LISTING
- - -

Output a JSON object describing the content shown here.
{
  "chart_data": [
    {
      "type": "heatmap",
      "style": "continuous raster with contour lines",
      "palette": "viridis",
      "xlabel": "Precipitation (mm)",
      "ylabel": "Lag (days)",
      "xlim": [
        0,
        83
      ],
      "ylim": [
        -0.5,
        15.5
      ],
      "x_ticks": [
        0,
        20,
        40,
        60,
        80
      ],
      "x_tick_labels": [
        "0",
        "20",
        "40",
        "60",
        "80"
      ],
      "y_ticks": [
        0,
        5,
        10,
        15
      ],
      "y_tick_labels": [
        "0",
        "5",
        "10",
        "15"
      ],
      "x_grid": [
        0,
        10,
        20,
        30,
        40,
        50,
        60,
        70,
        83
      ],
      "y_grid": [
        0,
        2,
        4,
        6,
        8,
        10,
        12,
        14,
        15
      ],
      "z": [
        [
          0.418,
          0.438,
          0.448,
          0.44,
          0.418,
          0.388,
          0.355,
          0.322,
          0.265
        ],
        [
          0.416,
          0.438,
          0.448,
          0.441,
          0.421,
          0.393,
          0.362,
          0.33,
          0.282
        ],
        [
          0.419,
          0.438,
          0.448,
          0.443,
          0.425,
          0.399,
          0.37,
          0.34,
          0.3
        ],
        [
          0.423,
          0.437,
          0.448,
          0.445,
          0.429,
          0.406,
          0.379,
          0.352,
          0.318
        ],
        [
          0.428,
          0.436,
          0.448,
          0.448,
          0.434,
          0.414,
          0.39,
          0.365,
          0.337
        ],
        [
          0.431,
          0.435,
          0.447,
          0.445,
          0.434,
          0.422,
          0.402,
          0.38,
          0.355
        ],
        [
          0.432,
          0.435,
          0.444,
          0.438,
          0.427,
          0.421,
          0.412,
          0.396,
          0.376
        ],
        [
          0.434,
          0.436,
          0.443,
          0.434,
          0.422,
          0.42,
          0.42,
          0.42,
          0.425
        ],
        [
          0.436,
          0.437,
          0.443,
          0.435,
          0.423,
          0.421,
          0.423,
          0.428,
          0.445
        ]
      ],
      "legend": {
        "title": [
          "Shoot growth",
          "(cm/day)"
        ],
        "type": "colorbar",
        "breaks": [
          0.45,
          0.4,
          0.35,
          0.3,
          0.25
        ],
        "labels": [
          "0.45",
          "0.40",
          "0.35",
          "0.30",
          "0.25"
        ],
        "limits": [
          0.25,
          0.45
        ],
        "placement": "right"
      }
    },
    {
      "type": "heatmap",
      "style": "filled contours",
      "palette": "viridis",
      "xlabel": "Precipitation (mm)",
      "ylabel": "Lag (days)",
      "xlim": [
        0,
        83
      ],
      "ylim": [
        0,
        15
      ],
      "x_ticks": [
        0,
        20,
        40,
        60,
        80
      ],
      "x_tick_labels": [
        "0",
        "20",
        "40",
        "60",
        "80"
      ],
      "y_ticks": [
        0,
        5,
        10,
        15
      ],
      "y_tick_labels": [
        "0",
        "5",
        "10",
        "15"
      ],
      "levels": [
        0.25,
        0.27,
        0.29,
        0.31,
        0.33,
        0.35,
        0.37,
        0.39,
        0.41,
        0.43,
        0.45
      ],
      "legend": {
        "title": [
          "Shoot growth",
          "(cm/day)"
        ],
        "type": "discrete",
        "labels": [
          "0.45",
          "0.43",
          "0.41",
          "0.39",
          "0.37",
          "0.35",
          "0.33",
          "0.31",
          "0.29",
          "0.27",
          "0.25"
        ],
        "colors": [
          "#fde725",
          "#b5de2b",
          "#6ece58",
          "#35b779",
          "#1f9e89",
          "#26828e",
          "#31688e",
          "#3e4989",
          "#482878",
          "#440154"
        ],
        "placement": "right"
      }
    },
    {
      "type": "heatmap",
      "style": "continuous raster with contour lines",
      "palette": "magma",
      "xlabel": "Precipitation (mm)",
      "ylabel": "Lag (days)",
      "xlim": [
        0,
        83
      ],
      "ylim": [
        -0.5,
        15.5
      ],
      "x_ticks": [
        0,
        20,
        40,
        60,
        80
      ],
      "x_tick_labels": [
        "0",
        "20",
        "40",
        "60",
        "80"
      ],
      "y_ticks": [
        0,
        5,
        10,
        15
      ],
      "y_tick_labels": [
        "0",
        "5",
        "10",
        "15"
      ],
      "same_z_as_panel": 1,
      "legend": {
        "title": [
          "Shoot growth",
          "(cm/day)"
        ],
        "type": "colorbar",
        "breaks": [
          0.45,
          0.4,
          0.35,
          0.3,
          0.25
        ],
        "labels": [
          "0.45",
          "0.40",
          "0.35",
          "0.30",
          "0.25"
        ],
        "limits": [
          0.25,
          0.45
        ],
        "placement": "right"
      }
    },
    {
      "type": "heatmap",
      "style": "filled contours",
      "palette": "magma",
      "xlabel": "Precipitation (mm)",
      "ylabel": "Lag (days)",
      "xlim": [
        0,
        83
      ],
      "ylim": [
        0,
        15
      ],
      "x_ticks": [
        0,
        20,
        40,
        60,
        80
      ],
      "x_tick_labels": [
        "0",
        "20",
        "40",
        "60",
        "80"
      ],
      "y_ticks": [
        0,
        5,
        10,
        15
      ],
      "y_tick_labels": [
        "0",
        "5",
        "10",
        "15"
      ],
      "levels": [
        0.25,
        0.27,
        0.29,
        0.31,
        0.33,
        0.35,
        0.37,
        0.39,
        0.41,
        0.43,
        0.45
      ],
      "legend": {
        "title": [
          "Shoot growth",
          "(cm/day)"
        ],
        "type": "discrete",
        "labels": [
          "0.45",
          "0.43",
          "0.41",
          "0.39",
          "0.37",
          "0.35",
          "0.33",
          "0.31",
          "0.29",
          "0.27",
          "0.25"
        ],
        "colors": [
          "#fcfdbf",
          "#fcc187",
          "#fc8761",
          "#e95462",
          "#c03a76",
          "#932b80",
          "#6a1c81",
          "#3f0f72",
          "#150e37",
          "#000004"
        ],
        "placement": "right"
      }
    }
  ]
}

- - -

EXERCISE DESCRIPTION
Print the records above in full, exactly.

COMPLETE ANSWER
Output a JSON object describing the content shown here.
{
  "chart_data": [
    {
      "type": "heatmap",
      "style": "continuous raster with contour lines",
      "palette": "viridis",
      "xlabel": "Precipitation (mm)",
      "ylabel": "Lag (days)",
      "xlim": [
        0,
        83
      ],
      "ylim": [
        -0.5,
        15.5
      ],
      "x_ticks": [
        0,
        20,
        40,
        60,
        80
      ],
      "x_tick_labels": [
        "0",
        "20",
        "40",
        "60",
        "80"
      ],
      "y_ticks": [
        0,
        5,
        10,
        15
      ],
      "y_tick_labels": [
        "0",
        "5",
        "10",
        "15"
      ],
      "x_grid": [
        0,
        10,
        20,
        30,
        40,
        50,
        60,
        70,
        83
      ],
      "y_grid": [
        0,
        2,
        4,
        6,
        8,
        10,
        12,
        14,
        15
      ],
      "z": [
        [
          0.418,
          0.438,
          0.448,
          0.44,
          0.418,
          0.388,
          0.355,
          0.322,
          0.265
        ],
        [
          0.416,
          0.438,
          0.448,
          0.441,
          0.421,
          0.393,
          0.362,
          0.33,
          0.282
        ],
        [
          0.419,
          0.438,
          0.448,
          0.443,
          0.425,
          0.399,
          0.37,
          0.34,
          0.3
        ],
        [
          0.423,
          0.437,
          0.448,
          0.445,
          0.429,
          0.406,
          0.379,
          0.352,
          0.318
        ],
        [
          0.428,
          0.436,
          0.448,
          0.448,
          0.434,
          0.414,
          0.39,
          0.365,
          0.337
        ],
        [
          0.431,
          0.435,
          0.447,
          0.445,
          0.434,
          0.422,
          0.402,
          0.38,
          0.355
        ],
        [
          0.432,
          0.435,
          0.444,
          0.438,
          0.427,
          0.421,
          0.412,
          0.396,
          0.376
        ],
        [
          0.434,
          0.436,
          0.443,
          0.434,
          0.422,
          0.42,
          0.42,
          0.42,
          0.425
        ],
        [
          0.436,
          0.437,
          0.443,
          0.435,
          0.423,
          0.421,
          0.423,
          0.428,
          0.445
        ]
      ],
      "legend": {
        "title": [
          "Shoot growth",
          "(cm/day)"
        ],
        "type": "colorbar",
        "breaks": [
          0.45,
          0.4,
          0.35,
          0.3,
          0.25
        ],
        "labels": [
          "0.45",
          "0.40",
          "0.35",
          "0.30",
          "0.25"
        ],
        "limits": [
          0.25,
          0.45
        ],
        "placement": "right"
      }
    },
    {
      "type": "heatmap",
      "style": "filled contours",
      "palette": "viridis",
      "xlabel": "Precipitation (mm)",
      "ylabel": "Lag (days)",
      "xlim": [
        0,
        83
      ],
      "ylim": [
        0,
        15
      ],
      "x_ticks": [
        0,
        20,
        40,
        60,
        80
      ],
      "x_tick_labels": [
        "0",
        "20",
        "40",
        "60",
        "80"
      ],
      "y_ticks": [
        0,
        5,
        10,
        15
      ],
      "y_tick_labels": [
        "0",
        "5",
        "10",
        "15"
      ],
      "levels": [
        0.25,
        0.27,
        0.29,
        0.31,
        0.33,
        0.35,
        0.37,
        0.39,
        0.41,
        0.43,
        0.45
      ],
      "legend": {
        "title": [
          "Shoot growth",
          "(cm/day)"
        ],
        "type": "discrete",
        "labels": [
          "0.45",
          "0.43",
          "0.41",
          "0.39",
          "0.37",
          "0.35",
          "0.33",
          "0.31",
          "0.29",
          "0.27",
          "0.25"
        ],
        "colors": [
          "#fde725",
          "#b5de2b",
          "#6ece58",
          "#35b779",
          "#1f9e89",
          "#26828e",
          "#31688e",
          "#3e4989",
          "#482878",
          "#440154"
        ],
        "placement": "right"
      }
    },
    {
      "type": "heatmap",
      "style": "continuous raster with contour lines",
      "palette": "magma",
      "xlabel": "Precipitation (mm)",
      "ylabel": "Lag (days)",
      "xlim": [
        0,
        83
      ],
      "ylim": [
        -0.5,
        15.5
      ],
      "x_ticks": [
        0,
        20,
        40,
        60,
        80
      ],
      "x_tick_labels": [
        "0",
        "20",
        "40",
        "60",
        "80"
      ],
      "y_ticks": [
        0,
        5,
        10,
        15
      ],
      "y_tick_labels": [
        "0",
        "5",
        "10",
        "15"
      ],
      "same_z_as_panel": 1,
      "legend": {
        "title": [
          "Shoot growth",
          "(cm/day)"
        ],
        "type": "colorbar",
        "breaks": [
          0.45,
          0.4,
          0.35,
          0.3,
          0.25
        ],
        "labels": [
          "0.45",
          "0.40",
          "0.35",
          "0.30",
          "0.25"
        ],
        "limits": [
          0.25,
          0.45
        ],
        "placement": "right"
      }
    },
    {
      "type": "heatmap",
      "style": "filled contours",
      "palette": "magma",
      "xlabel": "Precipitation (mm)",
      "ylabel": "Lag (days)",
      "xlim": [
        0,
        83
      ],
      "ylim": [
        0,
        15
      ],
      "x_ticks": [
        0,
        20,
        40,
        60,
        80
      ],
      "x_tick_labels": [
        "0",
        "20",
        "40",
        "60",
        "80"
      ],
      "y_ticks": [
        0,
        5,
        10,
        15
      ],
      "y_tick_labels": [
        "0",
        "5",
        "10",
        "15"
      ],
      "levels": [
        0.25,
        0.27,
        0.29,
        0.31,
        0.33,
        0.35,
        0.37,
        0.39,
        0.41,
        0.43,
        0.45
      ],
      "legend": {
        "title": [
          "Shoot growth",
          "(cm/day)"
        ],
        "type": "discrete",
        "labels": [
          "0.45",
          "0.43",
          "0.41",
          "0.39",
          "0.37",
          "0.35",
          "0.33",
          "0.31",
          "0.29",
          "0.27",
          "0.25"
        ],
        "colors": [
          "#fcfdbf",
          "#fcc187",
          "#fc8761",
          "#e95462",
          "#c03a76",
          "#932b80",
          "#6a1c81",
          "#3f0f72",
          "#150e37",
          "#000004"
        ],
        "placement": "right"
      }
    }
  ]
}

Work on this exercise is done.